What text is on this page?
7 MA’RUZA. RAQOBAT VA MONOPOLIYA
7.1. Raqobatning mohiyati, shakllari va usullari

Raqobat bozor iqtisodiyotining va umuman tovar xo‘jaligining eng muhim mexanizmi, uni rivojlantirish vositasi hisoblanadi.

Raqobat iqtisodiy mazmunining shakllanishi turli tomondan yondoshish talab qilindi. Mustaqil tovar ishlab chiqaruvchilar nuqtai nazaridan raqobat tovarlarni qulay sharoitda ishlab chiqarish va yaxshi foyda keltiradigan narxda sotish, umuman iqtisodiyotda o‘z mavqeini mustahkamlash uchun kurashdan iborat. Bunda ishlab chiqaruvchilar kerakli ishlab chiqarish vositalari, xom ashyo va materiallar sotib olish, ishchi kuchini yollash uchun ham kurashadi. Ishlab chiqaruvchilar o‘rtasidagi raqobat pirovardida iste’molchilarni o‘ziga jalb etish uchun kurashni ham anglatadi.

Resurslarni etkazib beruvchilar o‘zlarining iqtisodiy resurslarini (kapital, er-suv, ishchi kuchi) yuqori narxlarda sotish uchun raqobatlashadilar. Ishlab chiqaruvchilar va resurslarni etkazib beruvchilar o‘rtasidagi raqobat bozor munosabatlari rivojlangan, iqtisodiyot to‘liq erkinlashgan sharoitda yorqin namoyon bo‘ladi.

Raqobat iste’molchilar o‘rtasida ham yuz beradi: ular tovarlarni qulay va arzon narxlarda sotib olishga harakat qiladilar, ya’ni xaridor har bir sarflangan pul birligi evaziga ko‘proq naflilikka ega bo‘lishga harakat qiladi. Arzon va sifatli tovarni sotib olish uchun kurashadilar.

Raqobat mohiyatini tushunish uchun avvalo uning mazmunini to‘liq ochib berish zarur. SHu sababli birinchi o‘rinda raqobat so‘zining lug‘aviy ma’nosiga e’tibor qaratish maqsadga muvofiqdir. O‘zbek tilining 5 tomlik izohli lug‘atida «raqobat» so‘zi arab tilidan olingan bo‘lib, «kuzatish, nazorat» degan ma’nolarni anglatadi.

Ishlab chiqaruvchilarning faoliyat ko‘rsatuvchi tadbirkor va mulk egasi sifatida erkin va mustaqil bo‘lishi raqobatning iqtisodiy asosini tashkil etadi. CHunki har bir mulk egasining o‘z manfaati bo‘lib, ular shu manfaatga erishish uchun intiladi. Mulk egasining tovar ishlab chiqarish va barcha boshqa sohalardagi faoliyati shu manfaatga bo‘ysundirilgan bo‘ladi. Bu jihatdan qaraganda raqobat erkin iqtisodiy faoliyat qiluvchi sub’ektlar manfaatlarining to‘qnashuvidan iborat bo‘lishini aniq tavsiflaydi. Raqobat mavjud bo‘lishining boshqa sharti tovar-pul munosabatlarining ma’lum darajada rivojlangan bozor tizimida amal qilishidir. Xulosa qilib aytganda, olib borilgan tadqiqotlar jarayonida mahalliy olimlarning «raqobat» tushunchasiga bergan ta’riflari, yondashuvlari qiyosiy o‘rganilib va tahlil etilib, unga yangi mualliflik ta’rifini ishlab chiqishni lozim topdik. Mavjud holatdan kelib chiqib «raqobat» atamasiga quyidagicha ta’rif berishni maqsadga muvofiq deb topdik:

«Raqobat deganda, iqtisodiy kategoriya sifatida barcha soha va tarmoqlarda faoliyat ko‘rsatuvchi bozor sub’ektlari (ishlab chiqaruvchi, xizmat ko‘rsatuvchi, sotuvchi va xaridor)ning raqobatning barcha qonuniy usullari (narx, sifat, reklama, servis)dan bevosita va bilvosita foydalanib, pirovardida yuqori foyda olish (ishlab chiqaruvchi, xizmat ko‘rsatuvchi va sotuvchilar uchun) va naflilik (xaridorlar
◆ ◆ ◆ ◆ ◆ ◆ ◆
Every entry must be output again, exactly as written above.

• [Answer to the exercise]
What text is on this page?
7 MA’RUZA. RAQOBAT VA MONOPOLIYA
7.1. Raqobatning mohiyati, shakllari va usullari

Raqobat bozor iqtisodiyotining va umuman tovar xo‘jaligining eng muhim mexanizmi, uni rivojlantirish vositasi hisoblanadi.

Raqobat iqtisodiy mazmunining shakllanishi turli tomondan yondoshish talab qilindi. Mustaqil tovar ishlab chiqaruvchilar nuqtai nazaridan raqobat tovarlarni qulay sharoitda ishlab chiqarish va yaxshi foyda keltiradigan narxda sotish, umuman iqtisodiyotda o‘z mavqeini mustahkamlash uchun kurashdan iborat. Bunda ishlab chiqaruvchilar kerakli ishlab chiqarish vositalari, xom ashyo va materiallar sotib olish, ishchi kuchini yollash uchun ham kurashadi. Ishlab chiqaruvchilar o‘rtasidagi raqobat pirovardida iste’molchilarni o‘ziga jalb etish uchun kurashni ham anglatadi.

Resurslarni etkazib beruvchilar o‘zlarining iqtisodiy resurslarini (kapital, er-suv, ishchi kuchi) yuqori narxlarda sotish uchun raqobatlashadilar. Ishlab chiqaruvchilar va resurslarni etkazib beruvchilar o‘rtasidagi raqobat bozor munosabatlari rivojlangan, iqtisodiyot to‘liq erkinlashgan sharoitda yorqin namoyon bo‘ladi.

Raqobat iste’molchilar o‘rtasida ham yuz beradi: ular tovarlarni qulay va arzon narxlarda sotib olishga harakat qiladilar, ya’ni xaridor har bir sarflangan pul birligi evaziga ko‘proq naflilikka ega bo‘lishga harakat qiladi. Arzon va sifatli tovarni sotib olish uchun kurashadilar.

Raqobat mohiyatini tushunish uchun avvalo uning mazmunini to‘liq ochib berish zarur. SHu sababli birinchi o‘rinda raqobat so‘zining lug‘aviy ma’nosiga e’tibor qaratish maqsadga muvofiqdir. O‘zbek tilining 5 tomlik izohli lug‘atida «raqobat» so‘zi arab tilidan olingan bo‘lib, «kuzatish, nazorat» degan ma’nolarni anglatadi.

Ishlab chiqaruvchilarning faoliyat ko‘rsatuvchi tadbirkor va mulk egasi sifatida erkin va mustaqil bo‘lishi raqobatning iqtisodiy asosini tashkil etadi. CHunki har bir mulk egasining o‘z manfaati bo‘lib, ular shu manfaatga erishish uchun intiladi. Mulk egasining tovar ishlab chiqarish va barcha boshqa sohalardagi faoliyati shu manfaatga bo‘ysundirilgan bo‘ladi. Bu jihatdan qaraganda raqobat erkin iqtisodiy faoliyat qiluvchi sub’ektlar manfaatlarining to‘qnashuvidan iborat bo‘lishini aniq tavsiflaydi. Raqobat mavjud bo‘lishining boshqa sharti tovar-pul munosabatlarining ma’lum darajada rivojlangan bozor tizimida amal qilishidir. Xulosa qilib aytganda, olib borilgan tadqiqotlar jarayonida mahalliy olimlarning «raqobat» tushunchasiga bergan ta’riflari, yondashuvlari qiyosiy o‘rganilib va tahlil etilib, unga yangi mualliflik ta’rifini ishlab chiqishni lozim topdik. Mavjud holatdan kelib chiqib «raqobat» atamasiga quyidagicha ta’rif berishni maqsadga muvofiq deb topdik:

«Raqobat deganda, iqtisodiy kategoriya sifatida barcha soha va tarmoqlarda faoliyat ko‘rsatuvchi bozor sub’ektlari (ishlab chiqaruvchi, xizmat ko‘rsatuvchi, sotuvchi va xaridor)ning raqobatning barcha qonuniy usullari (narx, sifat, reklama, servis)dan bevosita va bilvosita foydalanib, pirovardida yuqori foyda olish (ishlab chiqaruvchi, xizmat ko‘rsatuvchi va sotuvchilar uchun) va naflilik (xaridorlar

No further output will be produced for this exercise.